* **WHAT TO WORK ON**
Nothing should be left out: output all of the entries exactly.

* **PROVIDED RECORDS**
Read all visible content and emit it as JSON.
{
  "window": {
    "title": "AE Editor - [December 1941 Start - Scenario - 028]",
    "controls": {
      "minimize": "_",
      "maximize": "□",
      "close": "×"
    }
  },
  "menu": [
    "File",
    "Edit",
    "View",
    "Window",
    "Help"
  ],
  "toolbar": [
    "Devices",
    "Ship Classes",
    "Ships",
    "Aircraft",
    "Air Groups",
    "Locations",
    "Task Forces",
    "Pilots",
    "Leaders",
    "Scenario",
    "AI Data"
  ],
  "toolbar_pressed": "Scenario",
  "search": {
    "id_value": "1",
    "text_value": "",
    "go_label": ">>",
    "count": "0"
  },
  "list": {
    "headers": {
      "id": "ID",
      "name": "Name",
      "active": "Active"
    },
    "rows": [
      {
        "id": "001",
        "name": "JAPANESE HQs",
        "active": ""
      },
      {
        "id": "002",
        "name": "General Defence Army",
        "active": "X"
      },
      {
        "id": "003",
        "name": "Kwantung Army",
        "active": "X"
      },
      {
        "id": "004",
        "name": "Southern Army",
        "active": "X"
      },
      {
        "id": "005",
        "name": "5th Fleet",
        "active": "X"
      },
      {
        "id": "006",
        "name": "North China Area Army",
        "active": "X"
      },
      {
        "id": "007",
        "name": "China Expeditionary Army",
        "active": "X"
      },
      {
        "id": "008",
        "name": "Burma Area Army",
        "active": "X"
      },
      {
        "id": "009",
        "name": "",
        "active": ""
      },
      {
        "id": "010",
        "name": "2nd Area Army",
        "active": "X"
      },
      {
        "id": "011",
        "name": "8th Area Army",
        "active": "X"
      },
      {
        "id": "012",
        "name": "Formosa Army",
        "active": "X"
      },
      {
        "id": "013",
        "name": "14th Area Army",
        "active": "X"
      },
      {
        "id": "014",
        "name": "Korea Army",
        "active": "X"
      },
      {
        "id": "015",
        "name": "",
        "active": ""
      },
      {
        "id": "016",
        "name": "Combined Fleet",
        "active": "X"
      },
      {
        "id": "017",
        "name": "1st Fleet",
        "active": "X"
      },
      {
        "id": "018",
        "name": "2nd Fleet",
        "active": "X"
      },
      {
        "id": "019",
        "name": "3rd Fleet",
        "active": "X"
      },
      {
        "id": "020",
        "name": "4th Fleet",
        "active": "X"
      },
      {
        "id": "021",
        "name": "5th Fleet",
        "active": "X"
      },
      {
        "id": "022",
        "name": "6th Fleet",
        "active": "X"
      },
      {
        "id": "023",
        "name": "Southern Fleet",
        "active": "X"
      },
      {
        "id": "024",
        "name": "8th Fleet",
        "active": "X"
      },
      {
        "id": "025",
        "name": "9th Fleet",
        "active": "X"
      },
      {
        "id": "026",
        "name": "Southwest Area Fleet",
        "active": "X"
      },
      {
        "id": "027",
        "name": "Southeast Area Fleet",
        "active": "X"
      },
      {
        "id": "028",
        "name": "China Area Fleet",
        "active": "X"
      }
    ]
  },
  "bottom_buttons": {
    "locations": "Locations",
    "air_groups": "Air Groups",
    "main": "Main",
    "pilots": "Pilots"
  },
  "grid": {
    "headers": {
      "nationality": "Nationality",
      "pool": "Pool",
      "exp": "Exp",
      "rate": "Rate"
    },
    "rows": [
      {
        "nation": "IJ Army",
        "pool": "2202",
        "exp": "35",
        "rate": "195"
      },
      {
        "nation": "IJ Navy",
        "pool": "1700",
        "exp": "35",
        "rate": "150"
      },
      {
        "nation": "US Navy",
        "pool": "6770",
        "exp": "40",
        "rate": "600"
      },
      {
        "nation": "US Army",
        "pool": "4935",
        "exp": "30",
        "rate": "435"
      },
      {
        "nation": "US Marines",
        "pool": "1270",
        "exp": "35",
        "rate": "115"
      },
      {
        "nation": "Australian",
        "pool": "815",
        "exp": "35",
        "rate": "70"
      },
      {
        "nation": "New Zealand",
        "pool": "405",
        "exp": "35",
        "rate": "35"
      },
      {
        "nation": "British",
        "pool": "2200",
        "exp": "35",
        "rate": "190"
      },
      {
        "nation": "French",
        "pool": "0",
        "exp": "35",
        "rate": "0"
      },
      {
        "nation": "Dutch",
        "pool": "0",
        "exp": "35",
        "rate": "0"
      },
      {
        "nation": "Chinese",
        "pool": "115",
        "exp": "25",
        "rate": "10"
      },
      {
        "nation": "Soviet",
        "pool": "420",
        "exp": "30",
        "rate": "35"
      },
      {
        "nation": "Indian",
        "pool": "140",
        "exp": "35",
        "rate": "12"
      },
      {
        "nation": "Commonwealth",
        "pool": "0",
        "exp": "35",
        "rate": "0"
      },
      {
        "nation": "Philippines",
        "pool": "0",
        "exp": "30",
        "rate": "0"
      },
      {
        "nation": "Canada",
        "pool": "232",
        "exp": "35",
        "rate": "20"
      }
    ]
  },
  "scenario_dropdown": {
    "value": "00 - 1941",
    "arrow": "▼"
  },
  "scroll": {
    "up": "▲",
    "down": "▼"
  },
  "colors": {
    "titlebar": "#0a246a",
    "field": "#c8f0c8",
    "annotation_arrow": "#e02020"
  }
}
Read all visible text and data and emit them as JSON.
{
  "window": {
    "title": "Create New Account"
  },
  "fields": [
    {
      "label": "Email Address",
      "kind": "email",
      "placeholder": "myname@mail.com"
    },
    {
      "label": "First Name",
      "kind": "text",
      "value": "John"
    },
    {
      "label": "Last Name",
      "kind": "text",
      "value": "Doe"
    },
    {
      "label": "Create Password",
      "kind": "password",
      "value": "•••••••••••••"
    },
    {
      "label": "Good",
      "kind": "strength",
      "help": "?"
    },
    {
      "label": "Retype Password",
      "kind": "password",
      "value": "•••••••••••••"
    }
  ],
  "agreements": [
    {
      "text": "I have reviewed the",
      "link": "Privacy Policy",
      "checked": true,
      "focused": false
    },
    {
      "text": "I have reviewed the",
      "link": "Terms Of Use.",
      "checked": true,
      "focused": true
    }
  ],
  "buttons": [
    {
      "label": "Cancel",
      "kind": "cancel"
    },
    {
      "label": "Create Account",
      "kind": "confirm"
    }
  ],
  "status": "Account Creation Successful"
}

* **SOLUTION TO THIS PROBLEM**
Read all visible content and emit it as JSON.
{
  "window": {
    "title": "AE Editor - [December 1941 Start - Scenario - 028]",
    "controls": {
      "minimize": "_",
      "maximize": "□",
      "close": "×"
    }
  },
  "menu": [
    "File",
    "Edit",
    "View",
    "Window",
    "Help"
  ],
  "toolbar": [
    "Devices",
    "Ship Classes",
    "Ships",
    "Aircraft",
    "Air Groups",
    "Locations",
    "Task Forces",
    "Pilots",
    "Leaders",
    "Scenario",
    "AI Data"
  ],
  "toolbar_pressed": "Scenario",
  "search": {
    "id_value": "1",
    "text_value": "",
    "go_label": ">>",
    "count": "0"
  },
  "list": {
    "headers": {
      "id": "ID",
      "name": "Name",
      "active": "Active"
    },
    "rows": [
      {
        "id": "001",
        "name": "JAPANESE HQs",
        "active": ""
      },
      {
        "id": "002",
        "name": "General Defence Army",
        "active": "X"
      },
      {
        "id": "003",
        "name": "Kwantung Army",
        "active": "X"
      },
      {
        "id": "004",
        "name": "Southern Army",
        "active": "X"
      },
      {
        "id": "005",
        "name": "5th Fleet",
        "active": "X"
      },
      {
        "id": "006",
        "name": "North China Area Army",
        "active": "X"
      },
      {
        "id": "007",
        "name": "China Expeditionary Army",
        "active": "X"
      },
      {
        "id": "008",
        "name": "Burma Area Army",
        "active": "X"
      },
      {
        "id": "009",
        "name": "",
        "active": ""
      },
      {
        "id": "010",
        "name": "2nd Area Army",
        "active": "X"
      },
      {
        "id": "011",
        "name": "8th Area Army",
        "active": "X"
      },
      {
        "id": "012",
        "name": "Formosa Army",
        "active": "X"
      },
      {
        "id": "013",
        "name": "14th Area Army",
        "active": "X"
      },
      {
        "id": "014",
        "name": "Korea Army",
        "active": "X"
      },
      {
        "id": "015",
        "name": "",
        "active": ""
      },
      {
        "id": "016",
        "name": "Combined Fleet",
        "active": "X"
      },
      {
        "id": "017",
        "name": "1st Fleet",
        "active": "X"
      },
      {
        "id": "018",
        "name": "2nd Fleet",
        "active": "X"
      },
      {
        "id": "019",
        "name": "3rd Fleet",
        "active": "X"
      },
      {
        "id": "020",
        "name": "4th Fleet",
        "active": "X"
      },
      {
        "id": "021",
        "name": "5th Fleet",
        "active": "X"
      },
      {
        "id": "022",
        "name": "6th Fleet",
        "active": "X"
      },
      {
        "id": "023",
        "name": "Southern Fleet",
        "active": "X"
      },
      {
        "id": "024",
        "name": "8th Fleet",
        "active": "X"
      },
      {
        "id": "025",
        "name": "9th Fleet",
        "active": "X"
      },
      {
        "id": "026",
        "name": "Southwest Area Fleet",
        "active": "X"
      },
      {
        "id": "027",
        "name": "Southeast Area Fleet",
        "active": "X"
      },
      {
        "id": "028",
        "name": "China Area Fleet",
        "active": "X"
      }
    ]
  },
  "bottom_buttons": {
    "locations": "Locations",
    "air_groups": "Air Groups",
    "main": "Main",
    "pilots": "Pilots"
  },
  "grid": {
    "headers": {
      "nationality": "Nationality",
      "pool": "Pool",
      "exp": "Exp",
      "rate": "Rate"
    },
    "rows": [
      {
        "nation": "IJ Army",
        "pool": "2202",
        "exp": "35",
        "rate": "195"
      },
      {
        "nation": "IJ Navy",
        "pool": "1700",
        "exp": "35",
        "rate": "150"
      },
      {
        "nation": "US Navy",
        "pool": "6770",
        "exp": "40",
        "rate": "600"
      },
      {
        "nation": "US Army",
        "pool": "4935",
        "exp": "30",
        "rate": "435"
      },
      {
        "nation": "US Marines",
        "pool": "1270",
        "exp": "35",
        "rate": "115"
      },
      {
        "nation": "Australian",
        "pool": "815",
        "exp": "35",
        "rate": "70"
      },
      {
        "nation": "New Zealand",
        "pool": "405",
        "exp": "35",
        "rate": "35"
      },
      {
        "nation": "British",
        "pool": "2200",
        "exp": "35",
        "rate": "190"
      },
      {
        "nation": "French",
        "pool": "0",
        "exp": "35",
        "rate": "0"
      },
      {
        "nation": "Dutch",
        "pool": "0",
        "exp": "35",
        "rate": "0"
      },
      {
        "nation": "Chinese",
        "pool": "115",
        "exp": "25",
        "rate": "10"
      },
      {
        "nation": "Soviet",
        "pool": "420",
        "exp": "30",
        "rate": "35"
      },
      {
        "nation": "Indian",
        "pool": "140",
        "exp": "35",
        "rate": "12"
      },
      {
        "nation": "Commonwealth",
        "pool": "0",
        "exp": "35",
        "rate": "0"
      },
      {
        "nation": "Philippines",
        "pool": "0",
        "exp": "30",
        "rate": "0"
      },
      {
        "nation": "Canada",
        "pool": "232",
        "exp": "35",
        "rate": "20"
      }
    ]
  },
  "scenario_dropdown": {
    "value": "00 - 1941",
    "arrow": "▼"
  },
  "scroll": {
    "up": "▲",
    "down": "▼"
  },
  "colors": {
    "titlebar": "#0a246a",
    "field": "#c8f0c8",
    "annotation_arrow": "#e02020"
  }
}
Read all visible text and data and emit them as JSON.
{
  "window": {
    "title": "Create New Account"
  },
  "fields": [
    {
      "label": "Email Address",
      "kind": "email",
      "placeholder": "myname@mail.com"
    },
    {
      "label": "First Name",
      "kind": "text",
      "value": "John"
    },
    {
      "label": "Last Name",
      "kind": "text",
      "value": "Doe"
    },
    {
      "label": "Create Password",
      "kind": "password",
      "value": "•••••••••••••"
    },
    {
      "label": "Good",
      "kind": "strength",
      "help": "?"
    },
    {
      "label": "Retype Password",
      "kind": "password",
      "value": "•••••••••••••"
    }
  ],
  "agreements": [
    {
      "text": "I have reviewed the",
      "link": "Privacy Policy",
      "checked": true,
      "focused": false
    },
    {
      "text": "I have reviewed the",
      "link": "Terms Of Use.",
      "checked": true,
      "focused": true
    }
  ],
  "buttons": [
    {
      "label": "Cancel",
      "kind": "cancel"
    },
    {
      "label": "Create Account",
      "kind": "confirm"
    }
  ],
  "status": "Account Creation Successful"
}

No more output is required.